**Directions for this task:**
Render every entry exactly as it appears.

**Data lines:**
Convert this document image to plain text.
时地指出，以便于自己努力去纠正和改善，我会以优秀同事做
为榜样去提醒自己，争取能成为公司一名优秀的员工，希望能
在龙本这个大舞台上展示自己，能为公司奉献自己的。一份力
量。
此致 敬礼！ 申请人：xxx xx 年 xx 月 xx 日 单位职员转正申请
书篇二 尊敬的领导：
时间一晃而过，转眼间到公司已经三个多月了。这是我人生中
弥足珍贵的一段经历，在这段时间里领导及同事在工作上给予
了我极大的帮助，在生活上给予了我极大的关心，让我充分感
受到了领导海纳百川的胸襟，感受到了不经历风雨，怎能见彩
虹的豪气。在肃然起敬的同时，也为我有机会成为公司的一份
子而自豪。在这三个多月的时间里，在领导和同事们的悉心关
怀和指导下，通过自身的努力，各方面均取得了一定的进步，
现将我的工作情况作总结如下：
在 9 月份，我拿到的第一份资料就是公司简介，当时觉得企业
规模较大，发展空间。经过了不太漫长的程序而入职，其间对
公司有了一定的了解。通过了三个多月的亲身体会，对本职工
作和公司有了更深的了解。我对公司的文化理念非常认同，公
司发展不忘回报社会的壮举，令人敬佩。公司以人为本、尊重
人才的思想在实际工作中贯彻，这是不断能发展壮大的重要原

**Solution:**
Convert this document image to plain text.
时地指出，以便于自己努力去纠正和改善，我会以优秀同事做
为榜样去提醒自己，争取能成为公司一名优秀的员工，希望能
在龙本这个大舞台上展示自己，能为公司奉献自己的。一份力
量。
此致 敬礼！ 申请人：xxx xx 年 xx 月 xx 日 单位职员转正申请
书篇二 尊敬的领导：
时间一晃而过，转眼间到公司已经三个多月了。这是我人生中
弥足珍贵的一段经历，在这段时间里领导及同事在工作上给予
了我极大的帮助，在生活上给予了我极大的关心，让我充分感
受到了领导海纳百川的胸襟，感受到了不经历风雨，怎能见彩
虹的豪气。在肃然起敬的同时，也为我有机会成为公司的一份
子而自豪。在这三个多月的时间里，在领导和同事们的悉心关
怀和指导下，通过自身的努力，各方面均取得了一定的进步，
现将我的工作情况作总结如下：
在 9 月份，我拿到的第一份资料就是公司简介，当时觉得企业
规模较大，发展空间。经过了不太漫长的程序而入职，其间对
公司有了一定的了解。通过了三个多月的亲身体会，对本职工
作和公司有了更深的了解。我对公司的文化理念非常认同，公
司发展不忘回报社会的壮举，令人敬佩。公司以人为本、尊重
人才的思想在实际工作中贯彻，这是不断能发展壮大的重要原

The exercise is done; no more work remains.